SET PROBLEM:
Copy out each line of the data below word for word.

Element region listings
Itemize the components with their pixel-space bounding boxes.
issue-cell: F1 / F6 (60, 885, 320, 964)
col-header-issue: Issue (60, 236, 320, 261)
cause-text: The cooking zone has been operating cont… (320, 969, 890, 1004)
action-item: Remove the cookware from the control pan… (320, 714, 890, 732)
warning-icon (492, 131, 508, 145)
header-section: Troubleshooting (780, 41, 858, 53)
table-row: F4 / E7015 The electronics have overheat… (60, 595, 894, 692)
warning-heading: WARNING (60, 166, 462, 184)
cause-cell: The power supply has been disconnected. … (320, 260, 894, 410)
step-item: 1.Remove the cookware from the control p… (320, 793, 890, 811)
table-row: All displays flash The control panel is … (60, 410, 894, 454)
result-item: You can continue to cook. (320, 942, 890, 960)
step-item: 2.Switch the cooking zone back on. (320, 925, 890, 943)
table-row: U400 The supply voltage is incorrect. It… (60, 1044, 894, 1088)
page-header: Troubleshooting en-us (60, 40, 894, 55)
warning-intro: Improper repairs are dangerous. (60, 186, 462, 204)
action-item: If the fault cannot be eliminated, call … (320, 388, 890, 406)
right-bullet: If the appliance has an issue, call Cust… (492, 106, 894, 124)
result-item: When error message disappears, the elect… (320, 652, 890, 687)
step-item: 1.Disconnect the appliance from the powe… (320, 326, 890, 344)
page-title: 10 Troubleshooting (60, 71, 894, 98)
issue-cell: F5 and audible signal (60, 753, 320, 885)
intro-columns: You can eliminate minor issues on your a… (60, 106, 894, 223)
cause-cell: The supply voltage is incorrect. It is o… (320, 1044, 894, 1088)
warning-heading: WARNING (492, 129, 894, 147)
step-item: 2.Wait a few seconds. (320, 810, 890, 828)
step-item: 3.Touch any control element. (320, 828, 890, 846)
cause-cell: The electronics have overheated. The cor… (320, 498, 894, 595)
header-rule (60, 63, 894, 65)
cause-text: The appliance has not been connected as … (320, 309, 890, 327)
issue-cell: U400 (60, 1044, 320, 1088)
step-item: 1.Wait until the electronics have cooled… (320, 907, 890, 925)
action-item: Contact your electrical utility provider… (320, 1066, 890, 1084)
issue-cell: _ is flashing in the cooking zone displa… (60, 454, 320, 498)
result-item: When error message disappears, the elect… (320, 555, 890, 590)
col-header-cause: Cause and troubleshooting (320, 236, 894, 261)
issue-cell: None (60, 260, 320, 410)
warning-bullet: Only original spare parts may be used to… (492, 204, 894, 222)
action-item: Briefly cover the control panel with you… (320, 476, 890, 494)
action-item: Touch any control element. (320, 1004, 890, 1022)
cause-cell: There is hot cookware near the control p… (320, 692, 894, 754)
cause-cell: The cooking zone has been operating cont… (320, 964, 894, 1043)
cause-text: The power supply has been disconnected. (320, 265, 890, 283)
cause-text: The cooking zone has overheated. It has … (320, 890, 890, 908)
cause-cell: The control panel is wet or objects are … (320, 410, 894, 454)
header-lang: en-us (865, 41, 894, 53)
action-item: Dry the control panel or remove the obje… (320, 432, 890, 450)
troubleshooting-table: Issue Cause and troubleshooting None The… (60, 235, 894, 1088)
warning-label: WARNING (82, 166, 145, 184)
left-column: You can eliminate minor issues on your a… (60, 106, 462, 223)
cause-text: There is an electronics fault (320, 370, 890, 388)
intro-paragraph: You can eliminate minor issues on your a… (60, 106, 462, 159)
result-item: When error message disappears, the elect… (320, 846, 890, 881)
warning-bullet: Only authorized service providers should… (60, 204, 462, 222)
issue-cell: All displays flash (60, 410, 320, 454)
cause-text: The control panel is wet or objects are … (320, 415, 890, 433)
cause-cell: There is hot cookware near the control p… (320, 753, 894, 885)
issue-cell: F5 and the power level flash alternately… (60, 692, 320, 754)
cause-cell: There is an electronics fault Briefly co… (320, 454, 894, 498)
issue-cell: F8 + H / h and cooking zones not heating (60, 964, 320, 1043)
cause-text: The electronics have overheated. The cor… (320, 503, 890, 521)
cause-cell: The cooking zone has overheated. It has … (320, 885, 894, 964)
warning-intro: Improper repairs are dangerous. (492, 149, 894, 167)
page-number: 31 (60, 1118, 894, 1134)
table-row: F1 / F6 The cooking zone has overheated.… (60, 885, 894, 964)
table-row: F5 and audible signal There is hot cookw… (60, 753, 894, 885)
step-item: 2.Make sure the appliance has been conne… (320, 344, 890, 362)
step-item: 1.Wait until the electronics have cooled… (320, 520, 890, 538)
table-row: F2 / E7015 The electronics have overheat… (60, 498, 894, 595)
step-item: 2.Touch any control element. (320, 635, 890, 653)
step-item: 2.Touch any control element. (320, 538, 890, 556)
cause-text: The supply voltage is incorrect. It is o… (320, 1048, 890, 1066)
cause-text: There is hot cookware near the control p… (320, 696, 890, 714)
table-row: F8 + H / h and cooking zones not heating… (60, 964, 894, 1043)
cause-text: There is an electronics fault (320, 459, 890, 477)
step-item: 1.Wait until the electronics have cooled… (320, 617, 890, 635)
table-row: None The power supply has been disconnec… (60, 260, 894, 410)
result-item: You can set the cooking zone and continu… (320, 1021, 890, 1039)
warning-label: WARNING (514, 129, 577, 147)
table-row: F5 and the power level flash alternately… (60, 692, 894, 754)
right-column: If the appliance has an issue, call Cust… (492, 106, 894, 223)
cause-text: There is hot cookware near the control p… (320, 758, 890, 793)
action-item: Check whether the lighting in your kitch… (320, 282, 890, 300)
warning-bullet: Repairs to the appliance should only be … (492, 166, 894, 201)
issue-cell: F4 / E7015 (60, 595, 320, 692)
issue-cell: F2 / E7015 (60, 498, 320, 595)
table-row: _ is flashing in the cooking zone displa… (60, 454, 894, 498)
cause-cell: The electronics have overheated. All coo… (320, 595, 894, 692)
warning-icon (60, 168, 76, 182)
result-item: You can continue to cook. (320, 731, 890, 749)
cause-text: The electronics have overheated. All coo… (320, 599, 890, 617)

EXERCISE SOLUTION:
Itemize the components with their pixel-space bounding boxes.
issue-cell: F1 / F6 (60, 885, 320, 964)
col-header-issue: Issue (60, 236, 320, 261)
cause-text: The cooking zone has been operating cont… (320, 969, 890, 1004)
action-item: Remove the cookware from the control pan… (320, 714, 890, 732)
warning-icon (492, 131, 508, 145)
header-section: Troubleshooting (780, 41, 858, 53)
table-row: F4 / E7015 The electronics have overheat… (60, 595, 894, 692)
warning-heading: WARNING (60, 166, 462, 184)
cause-cell: The power supply has been disconnected. … (320, 260, 894, 410)
step-item: 1.Remove the cookware from the control p… (320, 793, 890, 811)
table-row: All displays flash The control panel is … (60, 410, 894, 454)
result-item: You can continue to cook. (320, 942, 890, 960)
step-item: 2.Switch the cooking zone back on. (320, 925, 890, 943)
table-row: U400 The supply voltage is incorrect. It… (60, 1044, 894, 1088)
page-header: Troubleshooting en-us (60, 40, 894, 55)
warning-intro: Improper repairs are dangerous. (60, 186, 462, 204)
action-item: If the fault cannot be eliminated, call … (320, 388, 890, 406)
right-bullet: If the appliance has an issue, call Cust… (492, 106, 894, 124)
result-item: When error message disappears, the elect… (320, 652, 890, 687)
step-item: 1.Disconnect the appliance from the powe… (320, 326, 890, 344)
page-title: 10 Troubleshooting (60, 71, 894, 98)
issue-cell: F5 and audible signal (60, 753, 320, 885)
intro-columns: You can eliminate minor issues on your a… (60, 106, 894, 223)
cause-cell: The supply voltage is incorrect. It is o… (320, 1044, 894, 1088)
warning-heading: WARNING (492, 129, 894, 147)
step-item: 2.Wait a few seconds. (320, 810, 890, 828)
step-item: 3.Touch any control element. (320, 828, 890, 846)
cause-cell: The electronics have overheated. The cor… (320, 498, 894, 595)
header-rule (60, 63, 894, 65)
cause-text: The appliance has not been connected as … (320, 309, 890, 327)
issue-cell: U400 (60, 1044, 320, 1088)
step-item: 1.Wait until the electronics have cooled… (320, 907, 890, 925)
action-item: Contact your electrical utility provider… (320, 1066, 890, 1084)
issue-cell: _ is flashing in the cooking zone displa… (60, 454, 320, 498)
result-item: When error message disappears, the elect… (320, 555, 890, 590)
col-header-cause: Cause and troubleshooting (320, 236, 894, 261)
issue-cell: None (60, 260, 320, 410)
warning-bullet: Only original spare parts may be used to… (492, 204, 894, 222)
action-item: Briefly cover the control panel with you… (320, 476, 890, 494)
action-item: Touch any control element. (320, 1004, 890, 1022)
cause-cell: There is hot cookware near the control p… (320, 692, 894, 754)
cause-cell: The cooking zone has been operating cont… (320, 964, 894, 1043)
cause-text: The power supply has been disconnected. (320, 265, 890, 283)
cause-text: The cooking zone has overheated. It has … (320, 890, 890, 908)
cause-cell: The control panel is wet or objects are … (320, 410, 894, 454)
header-lang: en-us (865, 41, 894, 53)
action-item: Dry the control panel or remove the obje… (320, 432, 890, 450)
troubleshooting-table: Issue Cause and troubleshooting None The… (60, 235, 894, 1088)
warning-label: WARNING (82, 166, 145, 184)
left-column: You can eliminate minor issues on your a… (60, 106, 462, 223)
cause-text: There is an electronics fault (320, 370, 890, 388)
intro-paragraph: You can eliminate minor issues on your a… (60, 106, 462, 159)
result-item: When error message disappears, the elect… (320, 846, 890, 881)
warning-bullet: Only authorized service providers should… (60, 204, 462, 222)
issue-cell: All displays flash (60, 410, 320, 454)
cause-text: The control panel is wet or objects are … (320, 415, 890, 433)
cause-cell: There is hot cookware near the control p… (320, 753, 894, 885)
issue-cell: F5 and the power level flash alternately… (60, 692, 320, 754)
cause-cell: There is an electronics fault Briefly co… (320, 454, 894, 498)
issue-cell: F8 + H / h and cooking zones not heating (60, 964, 320, 1043)
cause-text: The electronics have overheated. The cor… (320, 503, 890, 521)
cause-cell: The cooking zone has overheated. It has … (320, 885, 894, 964)
warning-intro: Improper repairs are dangerous. (492, 149, 894, 167)
page-number: 31 (60, 1118, 894, 1134)
table-row: F1 / F6 The cooking zone has overheated.… (60, 885, 894, 964)
table-row: F5 and audible signal There is hot cookw… (60, 753, 894, 885)
step-item: 2.Make sure the appliance has been conne… (320, 344, 890, 362)
step-item: 1.Wait until the electronics have cooled… (320, 520, 890, 538)
table-row: F2 / E7015 The electronics have overheat… (60, 498, 894, 595)
step-item: 2.Touch any control element. (320, 635, 890, 653)
step-item: 2.Touch any control element. (320, 538, 890, 556)
cause-text: The supply voltage is incorrect. It is o… (320, 1048, 890, 1066)
cause-text: There is hot cookware near the control p… (320, 696, 890, 714)
table-row: F8 + H / h and cooking zones not heating… (60, 964, 894, 1043)
cause-text: There is an electronics fault (320, 459, 890, 477)
step-item: 1.Wait until the electronics have cooled… (320, 617, 890, 635)
table-row: None The power supply has been disconnec… (60, 260, 894, 410)
result-item: You can set the cooking zone and continu… (320, 1021, 890, 1039)
warning-label: WARNING (514, 129, 577, 147)
table-row: F5 and the power level flash alternately… (60, 692, 894, 754)
right-column: If the appliance has an issue, call Cust… (492, 106, 894, 223)
cause-text: There is hot cookware near the control p… (320, 758, 890, 793)
action-item: Check whether the lighting in your kitch… (320, 282, 890, 300)
warning-bullet: Repairs to the appliance should only be … (492, 166, 894, 201)
issue-cell: F4 / E7015 (60, 595, 320, 692)
issue-cell: F2 / E7015 (60, 498, 320, 595)
table-row: _ is flashing in the cooking zone displa… (60, 454, 894, 498)
cause-cell: The electronics have overheated. All coo… (320, 595, 894, 692)
warning-icon (60, 168, 76, 182)
result-item: You can continue to cook. (320, 731, 890, 749)
cause-text: The electronics have overheated. All coo… (320, 599, 890, 617)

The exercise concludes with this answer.